Job 1:
Write out the records that follow the forum thread below line for line, exactly as they appear, but omit the picture placeholders.

Passage:
Can you imagine if everything that you had ever said at any point in your life was permanently journaled and indexed and searchable? I personally find that to be a horrific concept from a privacy point of view.

From a purely technical point of view I can see the benefit of this idea - I hate it when an old article that I've bookmarked doesn't exist anymore (even when by article I mean, a gif that made me chuckle) but seriously, there's a very different world to a newspaper article being permanently available and a myspace profile, Facebook post or tweet being there forever.

I wonder if it is better to warn the young about the potential permanence of online expression... or let them take those risks, and then as they grow, manage the world that results.

They might negotiate new norms, of forgiveness and understanding towards prior selves.

Sounds lovely in theory...

I have to say, a service I would love would be a website that mirrors content but only if the original source went down, and otherwise redirects to the original site. Imagine something like a URL shortener, but the URL it gives you will redirect to a cached copy of the original page in the event that the original page disappears. That way, you can link and give credit to the people who made the content, but if something happens it isn't lost from the internet for good. It would, in a sense, be a "permanent URL" service. It'd be great for citations too, e.g. wikipedia, academia, etc. I'm not sure if that's what the OP is getting at here, or if he's suggesting something else?

Either way, too bad rights issues would probably stop something like that ever being made.

Records for processing:
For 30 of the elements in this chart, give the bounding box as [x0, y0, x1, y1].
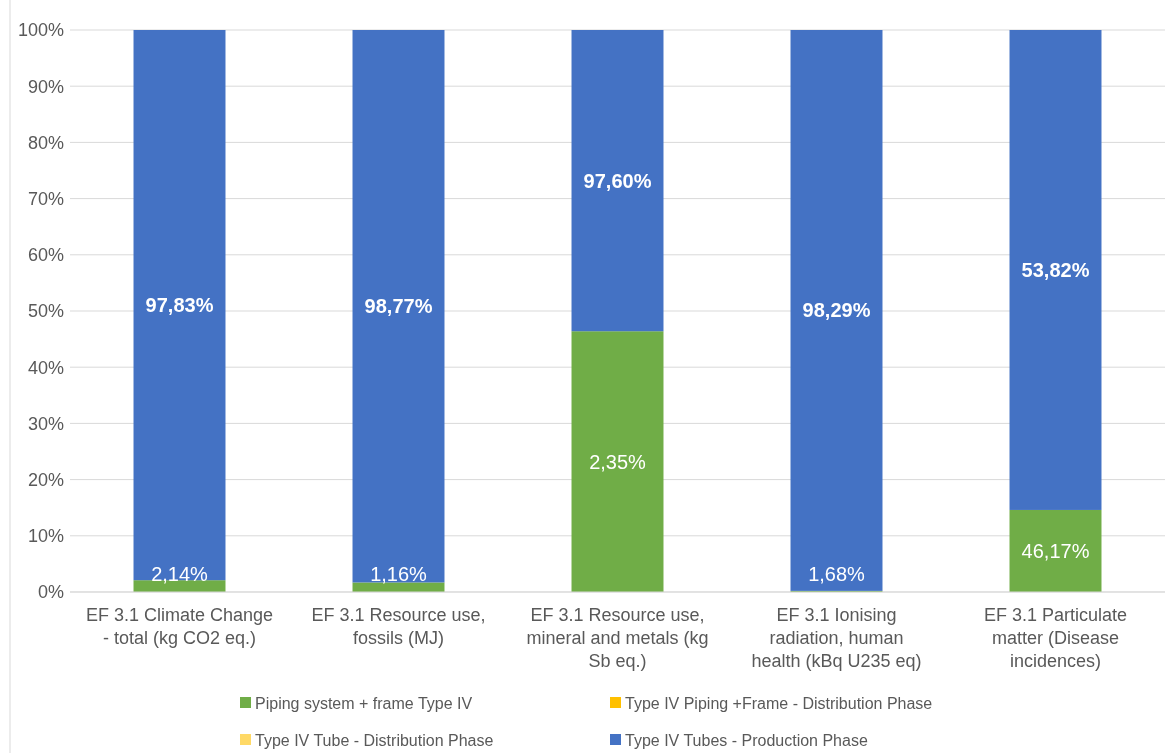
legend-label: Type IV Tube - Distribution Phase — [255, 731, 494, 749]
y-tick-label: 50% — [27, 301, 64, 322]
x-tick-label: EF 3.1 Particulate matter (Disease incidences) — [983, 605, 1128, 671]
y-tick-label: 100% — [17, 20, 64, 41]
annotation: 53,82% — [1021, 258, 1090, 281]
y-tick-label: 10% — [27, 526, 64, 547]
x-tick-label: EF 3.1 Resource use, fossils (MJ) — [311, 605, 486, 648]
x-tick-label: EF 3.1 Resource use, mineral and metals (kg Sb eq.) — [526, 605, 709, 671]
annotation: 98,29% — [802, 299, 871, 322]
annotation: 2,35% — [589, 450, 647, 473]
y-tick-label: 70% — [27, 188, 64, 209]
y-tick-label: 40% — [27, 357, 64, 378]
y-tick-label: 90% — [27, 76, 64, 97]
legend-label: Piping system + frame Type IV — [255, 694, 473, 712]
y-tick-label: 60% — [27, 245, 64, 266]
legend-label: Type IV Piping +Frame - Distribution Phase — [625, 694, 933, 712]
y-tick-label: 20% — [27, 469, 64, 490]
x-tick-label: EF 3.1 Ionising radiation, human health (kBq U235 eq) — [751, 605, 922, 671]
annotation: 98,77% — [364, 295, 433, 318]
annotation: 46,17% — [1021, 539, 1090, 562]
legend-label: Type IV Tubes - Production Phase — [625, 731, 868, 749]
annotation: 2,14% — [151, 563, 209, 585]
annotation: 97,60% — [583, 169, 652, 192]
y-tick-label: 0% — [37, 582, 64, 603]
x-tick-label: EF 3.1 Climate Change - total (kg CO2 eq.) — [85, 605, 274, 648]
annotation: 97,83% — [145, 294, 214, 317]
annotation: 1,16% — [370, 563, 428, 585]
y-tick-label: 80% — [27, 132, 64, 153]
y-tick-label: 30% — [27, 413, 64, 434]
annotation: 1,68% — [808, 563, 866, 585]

Job 2:
Translate this sentence from the forum thread into Spanish: "They might negotiate new norms, of forgiveness and understanding towards prior selves."

Expected answer 1:
For 30 of the elements in this chart, give the bounding box as [x0, y0, x1, y1].
legend-label: Type IV Tube - Distribution Phase — [255, 731, 494, 749]
y-tick-label: 50% — [27, 301, 64, 322]
x-tick-label: EF 3.1 Particulate matter (Disease incidences) — [983, 605, 1128, 671]
y-tick-label: 100% — [17, 20, 64, 41]
annotation: 53,82% — [1021, 258, 1090, 281]
y-tick-label: 10% — [27, 526, 64, 547]
x-tick-label: EF 3.1 Resource use, fossils (MJ) — [311, 605, 486, 648]
x-tick-label: EF 3.1 Resource use, mineral and metals (kg Sb eq.) — [526, 605, 709, 671]
annotation: 98,29% — [802, 299, 871, 322]
annotation: 2,35% — [589, 450, 647, 473]
y-tick-label: 70% — [27, 188, 64, 209]
y-tick-label: 40% — [27, 357, 64, 378]
y-tick-label: 90% — [27, 76, 64, 97]
legend-label: Piping system + frame Type IV — [255, 694, 473, 712]
y-tick-label: 60% — [27, 245, 64, 266]
legend-label: Type IV Piping +Frame - Distribution Phase — [625, 694, 933, 712]
y-tick-label: 20% — [27, 469, 64, 490]
x-tick-label: EF 3.1 Ionising radiation, human health (kBq U235 eq) — [751, 605, 922, 671]
annotation: 98,77% — [364, 295, 433, 318]
annotation: 46,17% — [1021, 539, 1090, 562]
legend-label: Type IV Tubes - Production Phase — [625, 731, 868, 749]
annotation: 2,14% — [151, 563, 209, 585]
annotation: 97,60% — [583, 169, 652, 192]
y-tick-label: 0% — [37, 582, 64, 603]
x-tick-label: EF 3.1 Climate Change - total (kg CO2 eq.) — [85, 605, 274, 648]
annotation: 97,83% — [145, 294, 214, 317]
annotation: 1,16% — [370, 563, 428, 585]
y-tick-label: 80% — [27, 132, 64, 153]
y-tick-label: 30% — [27, 413, 64, 434]
annotation: 1,68% — [808, 563, 866, 585]

Expected answer 2:
Podrían negociar nuevas normas, de perdón y comprensión hacia sus yos anteriores.